Task goal. Find how many lines in the material contain "整流滤波电路"; your answer should be that number alone.

■ ■ ■ ■ ■ ■ ■

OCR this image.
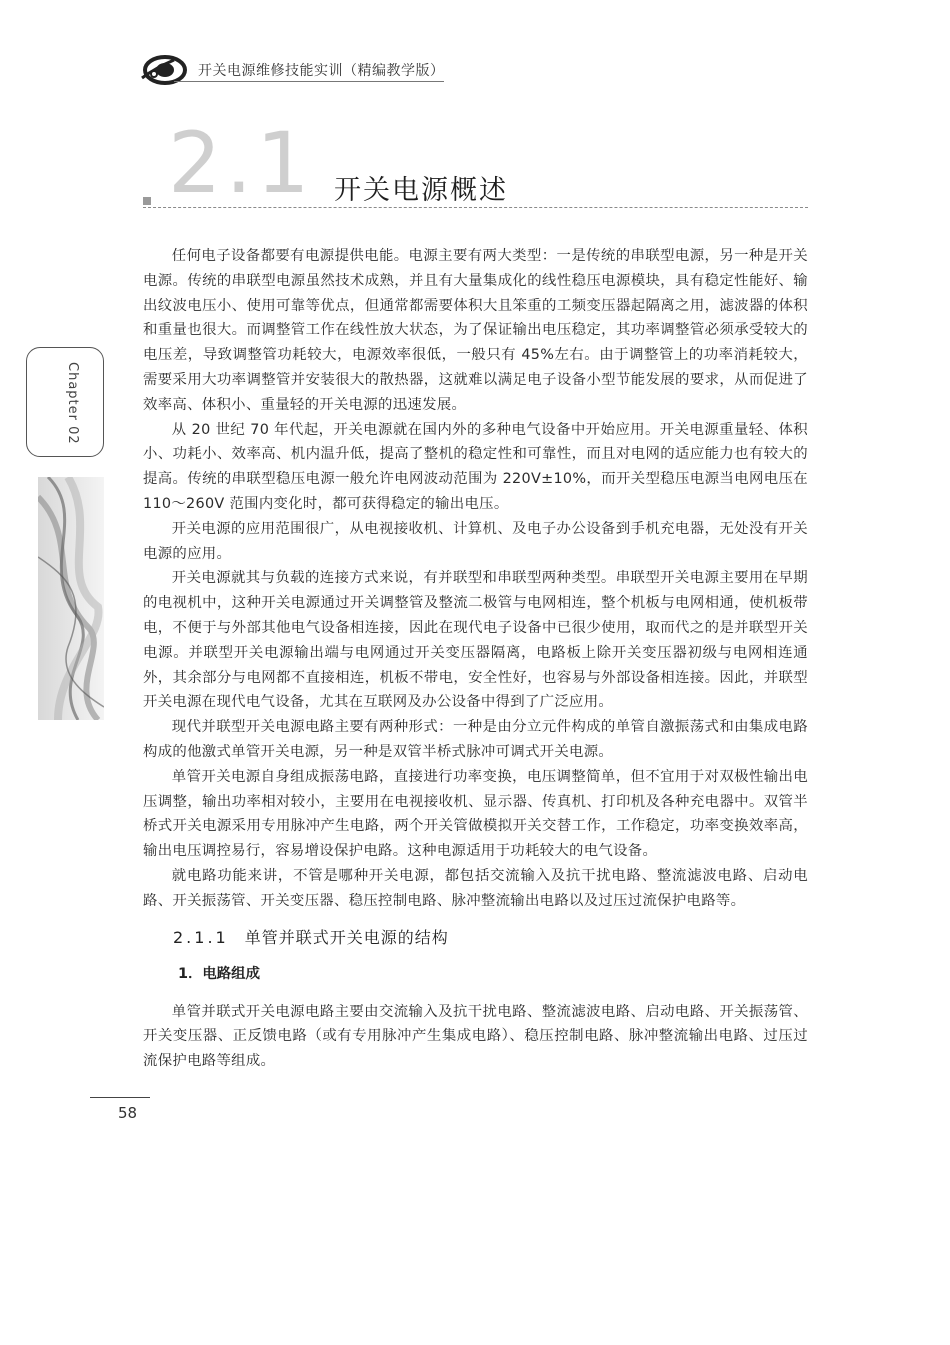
开关电源维修技能实训（精编教学版）
2.1 开关电源概述
Chapter 02

任何电子设备都要有电源提供电能。电源主要有两大类型：一是传统的串联型电源，另一种是开关电源。传统的串联型电源虽然技术成熟，并且有大量集成化的线性稳压电源模块，具有稳定性能好、输出纹波电压小、使用可靠等优点，但通常都需要体积大且笨重的工频变压器起隔离之用，滤波器的体积和重量也很大。而调整管工作在线性放大状态，为了保证输出电压稳定，其功率调整管必须承受较大的电压差，导致调整管功耗较大，电源效率很低，一般只有 45%左右。由于调整管上的功率消耗较大，需要采用大功率调整管并安装很大的散热器，这就难以满足电子设备小型节能发展的要求，从而促进了效率高、体积小、重量轻的开关电源的迅速发展。

从 20 世纪 70 年代起，开关电源就在国内外的多种电气设备中开始应用。开关电源重量轻、体积小、功耗小、效率高、机内温升低，提高了整机的稳定性和可靠性，而且对电网的适应能力也有较大的提高。传统的串联型稳压电源一般允许电网波动范围为 220V±10%，而开关型稳压电源当电网电压在 110～260V 范围内变化时，都可获得稳定的输出电压。

开关电源的应用范围很广，从电视接收机、计算机、及电子办公设备到手机充电器，无处没有开关电源的应用。

开关电源就其与负载的连接方式来说，有并联型和串联型两种类型。串联型开关电源主要用在早期的电视机中，这种开关电源通过开关调整管及整流二极管与电网相连，整个机板与电网相通，使机板带电，不便于与外部其他电气设备相连接，因此在现代电子设备中已很少使用，取而代之的是并联型开关电源。并联型开关电源输出端与电网通过开关变压器隔离，电路板上除开关变压器初级与电网相连通外，其余部分与电网都不直接相连，机板不带电，安全性好，也容易与外部设备相连接。因此，并联型开关电源在现代电气设备，尤其在互联网及办公设备中得到了广泛应用。

现代并联型开关电源电路主要有两种形式：一种是由分立元件构成的单管自激振荡式和由集成电路构成的他激式单管开关电源，另一种是双管半桥式脉冲可调式开关电源。

单管开关电源自身组成振荡电路，直接进行功率变换，电压调整简单，但不宜用于对双极性输出电压调整，输出功率相对较小，主要用在电视接收机、显示器、传真机、打印机及各种充电器中。双管半桥式开关电源采用专用脉冲产生电路，两个开关管做模拟开关交替工作，工作稳定，功率变换效率高，输出电压调控易行，容易增设保护电路。这种电源适用于功耗较大的电气设备。

就电路功能来讲，不管是哪种开关电源，都包括交流输入及抗干扰电路、整流滤波电路、启动电路、开关振荡管、开关变压器、稳压控制电路、脉冲整流输出电路以及过压过流保护电路等。

2.1.1 单管并联式开关电源的结构
1．电路组成

单管并联式开关电源电路主要由交流输入及抗干扰电路、整流滤波电路、启动电路、开关振荡管、开关变压器、正反馈电路（或有专用脉冲产生集成电路）、稳压控制电路、脉冲整流输出电路、过压过流保护电路等组成。

58
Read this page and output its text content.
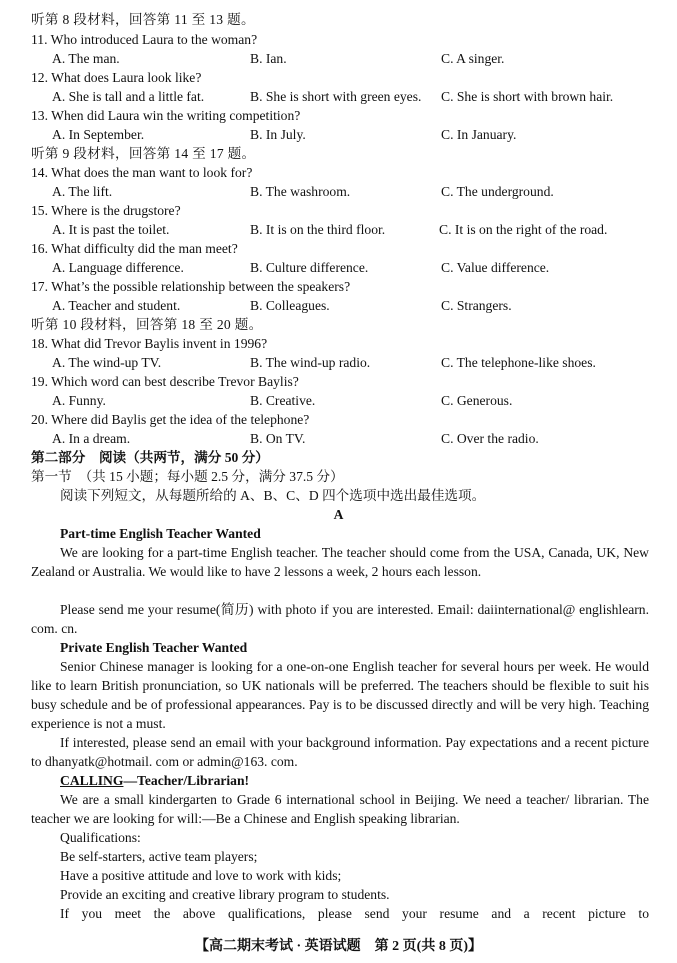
听第 8 段材料，回答第 11 至 13 题。
11. Who introduced Laura to the woman?
A. The man.	B. Ian.	C. A singer.
12. What does Laura look like?
A. She is tall and a little fat.	B. She is short with green eyes. C. She is short with brown hair.
13. When did Laura win the writing competition?
A. In September.	B. In July.	C. In January.
听第 9 段材料，回答第 14 至 17 题。
14. What does the man want to look for?
A. The lift.	B. The washroom.	C. The underground.
15. Where is the drugstore?
A. It is past the toilet.	B. It is on the third floor.	C. It is on the right of the road.
16. What difficulty did the man meet?
A. Language difference.	B. Culture difference.	C. Value difference.
17. What’s the possible relationship between the speakers?
A. Teacher and student.	B. Colleagues.	C. Strangers.
听第 10 段材料，回答第 18 至 20 题。
18. What did Trevor Baylis invent in 1996?
A. The wind-up TV.	B. The wind-up radio.	C. The telephone-like shoes.
19. Which word can best describe Trevor Baylis?
A. Funny.	B. Creative.	C. Generous.
20. Where did Baylis get the idea of the telephone?
A. In a dream.	B. On TV.	C. Over the radio.
第二部分　阅读（共两节，满分 50 分）
第一节　（共 15 小题；每小题 2.5 分，满分 37.5 分）
阅读下列短文，从每题所给的 A、B、C、D 四个选项中选出最佳选项。
A
Part-time English Teacher Wanted
We are looking for a part-time English teacher. The teacher should come from the USA, Canada, UK, New Zealand or Australia. We would like to have 2 lessons a week, 2 hours each lesson.
Please send me your resume(简历) with photo if you are interested. Email: daiinternational@ englishlearn. com. cn.
Private English Teacher Wanted
Senior Chinese manager is looking for a one-on-one English teacher for several hours per week. He would like to learn British pronunciation, so UK nationals will be preferred. The teachers should be flexible to suit his busy schedule and be of professional appearances. Pay is to be discussed directly and will be very high. Teaching experience is not a must.
If interested, please send an email with your background information. Pay expectations and a recent picture to dhanyatk@hotmail. com or admin@163. com.
CALLING—Teacher/Librarian!
We are a small kindergarten to Grade 6 international school in Beijing. We need a teacher/ librarian. The teacher we are looking for will:—Be a Chinese and English speaking librarian.
Qualifications:
Be self-starters, active team players;
Have a positive attitude and love to work with kids;
Provide an exciting and creative library program to students.
If you meet the above qualifications, please send your resume and a recent picture to
【高二期末考试 · 英语试题　第 2 页(共 8 页)】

■ ■ ■ ■ ■ ■ ■

Answer to this exercise. 2